Your task: Review the material line by line. Identify and copy every line that contains the string "Bars".

********************

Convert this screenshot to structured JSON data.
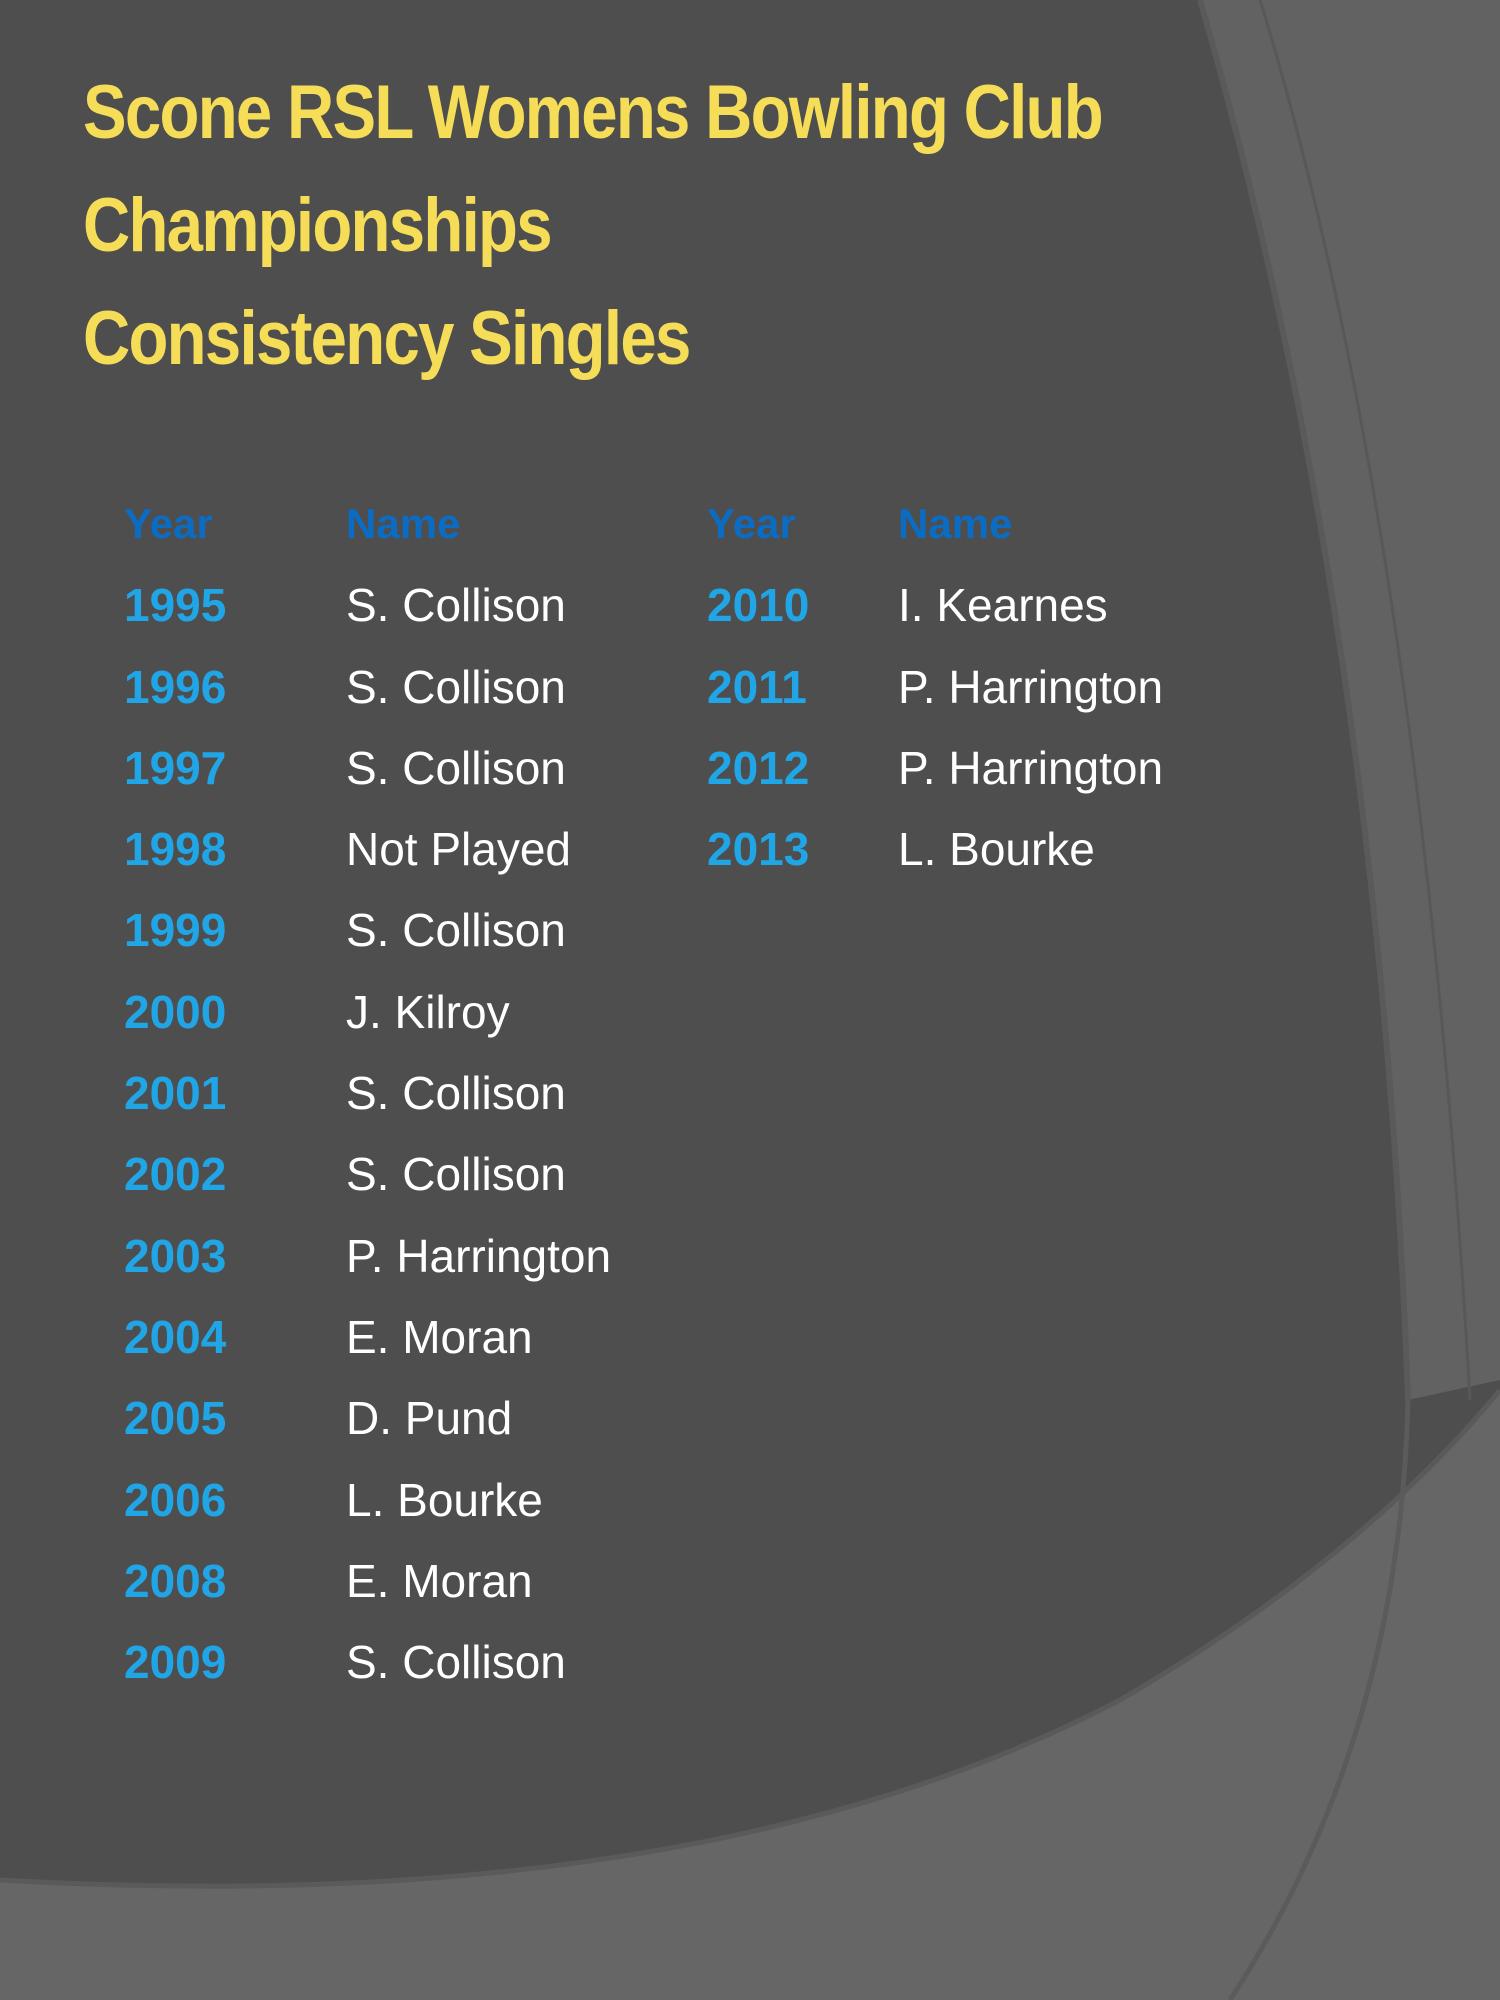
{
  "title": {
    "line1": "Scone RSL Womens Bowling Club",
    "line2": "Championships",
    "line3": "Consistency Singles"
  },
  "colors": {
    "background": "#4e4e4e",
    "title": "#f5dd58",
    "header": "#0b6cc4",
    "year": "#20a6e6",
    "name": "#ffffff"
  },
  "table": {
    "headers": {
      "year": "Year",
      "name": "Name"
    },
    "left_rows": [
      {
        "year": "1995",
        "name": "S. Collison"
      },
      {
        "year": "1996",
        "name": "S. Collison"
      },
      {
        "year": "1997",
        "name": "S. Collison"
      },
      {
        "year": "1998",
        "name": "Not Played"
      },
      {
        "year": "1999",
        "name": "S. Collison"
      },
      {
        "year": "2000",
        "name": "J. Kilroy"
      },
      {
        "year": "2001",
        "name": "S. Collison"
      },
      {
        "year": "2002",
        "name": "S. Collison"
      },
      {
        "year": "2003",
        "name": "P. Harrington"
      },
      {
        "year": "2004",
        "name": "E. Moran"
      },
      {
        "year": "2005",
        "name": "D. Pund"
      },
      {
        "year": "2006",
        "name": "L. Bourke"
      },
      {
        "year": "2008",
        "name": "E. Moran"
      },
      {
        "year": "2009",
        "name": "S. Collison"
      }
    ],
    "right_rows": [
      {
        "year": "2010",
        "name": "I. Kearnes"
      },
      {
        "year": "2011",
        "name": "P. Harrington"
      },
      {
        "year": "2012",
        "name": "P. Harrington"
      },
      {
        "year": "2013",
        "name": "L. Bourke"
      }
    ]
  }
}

********************

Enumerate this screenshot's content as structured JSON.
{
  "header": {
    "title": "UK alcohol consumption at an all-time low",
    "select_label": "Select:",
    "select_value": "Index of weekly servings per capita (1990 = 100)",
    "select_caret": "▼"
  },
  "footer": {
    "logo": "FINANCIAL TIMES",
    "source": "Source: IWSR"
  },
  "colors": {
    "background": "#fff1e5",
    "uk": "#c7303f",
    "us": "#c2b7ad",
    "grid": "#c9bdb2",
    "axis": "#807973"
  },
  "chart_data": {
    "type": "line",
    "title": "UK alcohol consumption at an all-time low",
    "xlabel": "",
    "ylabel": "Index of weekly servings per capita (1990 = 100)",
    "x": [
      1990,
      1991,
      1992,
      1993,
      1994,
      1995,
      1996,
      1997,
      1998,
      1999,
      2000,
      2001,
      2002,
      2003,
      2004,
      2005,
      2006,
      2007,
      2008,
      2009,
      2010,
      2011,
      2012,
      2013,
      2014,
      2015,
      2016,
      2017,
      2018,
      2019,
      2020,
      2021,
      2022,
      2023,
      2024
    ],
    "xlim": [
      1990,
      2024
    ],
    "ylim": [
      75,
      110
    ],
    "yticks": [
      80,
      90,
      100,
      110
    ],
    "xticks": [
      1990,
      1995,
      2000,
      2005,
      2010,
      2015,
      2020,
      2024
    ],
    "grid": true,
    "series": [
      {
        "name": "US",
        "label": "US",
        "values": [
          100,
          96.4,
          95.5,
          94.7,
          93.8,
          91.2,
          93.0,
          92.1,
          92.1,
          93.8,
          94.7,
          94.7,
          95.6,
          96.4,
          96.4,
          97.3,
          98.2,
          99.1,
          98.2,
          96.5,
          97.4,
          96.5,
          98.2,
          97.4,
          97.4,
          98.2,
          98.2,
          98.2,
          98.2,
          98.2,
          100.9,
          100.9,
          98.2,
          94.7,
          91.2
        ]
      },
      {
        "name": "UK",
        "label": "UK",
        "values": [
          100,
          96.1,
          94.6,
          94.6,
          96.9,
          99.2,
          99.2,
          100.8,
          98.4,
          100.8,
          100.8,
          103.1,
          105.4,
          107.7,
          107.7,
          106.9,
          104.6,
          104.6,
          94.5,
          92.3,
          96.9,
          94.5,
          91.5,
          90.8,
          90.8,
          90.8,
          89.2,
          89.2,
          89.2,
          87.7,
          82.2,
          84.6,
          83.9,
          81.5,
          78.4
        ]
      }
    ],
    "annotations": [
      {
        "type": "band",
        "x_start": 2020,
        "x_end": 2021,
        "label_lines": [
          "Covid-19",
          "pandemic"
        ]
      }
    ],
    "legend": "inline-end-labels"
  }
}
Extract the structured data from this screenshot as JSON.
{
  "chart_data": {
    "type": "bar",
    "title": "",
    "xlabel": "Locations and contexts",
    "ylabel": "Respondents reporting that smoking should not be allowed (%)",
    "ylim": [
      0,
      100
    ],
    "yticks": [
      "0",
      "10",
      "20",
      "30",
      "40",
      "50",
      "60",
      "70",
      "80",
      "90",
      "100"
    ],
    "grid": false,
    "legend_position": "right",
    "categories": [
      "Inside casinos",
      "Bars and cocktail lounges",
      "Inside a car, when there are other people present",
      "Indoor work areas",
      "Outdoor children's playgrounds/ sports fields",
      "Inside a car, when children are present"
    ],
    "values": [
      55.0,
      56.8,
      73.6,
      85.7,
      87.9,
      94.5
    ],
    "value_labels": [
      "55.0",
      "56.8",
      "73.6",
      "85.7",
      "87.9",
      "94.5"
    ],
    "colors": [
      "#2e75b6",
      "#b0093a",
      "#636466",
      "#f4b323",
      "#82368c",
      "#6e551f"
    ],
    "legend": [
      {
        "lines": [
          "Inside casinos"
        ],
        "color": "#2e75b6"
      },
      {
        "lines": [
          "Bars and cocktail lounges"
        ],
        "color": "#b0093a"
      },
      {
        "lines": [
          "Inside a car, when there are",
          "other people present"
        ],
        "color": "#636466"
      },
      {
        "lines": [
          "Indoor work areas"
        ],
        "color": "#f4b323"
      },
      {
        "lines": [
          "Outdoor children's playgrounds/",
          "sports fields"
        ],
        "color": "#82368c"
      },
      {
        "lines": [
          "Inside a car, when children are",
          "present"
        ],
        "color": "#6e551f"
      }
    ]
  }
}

********************

Response below:
      "Bars and cocktail lounges",
          "Bars and cocktail lounges"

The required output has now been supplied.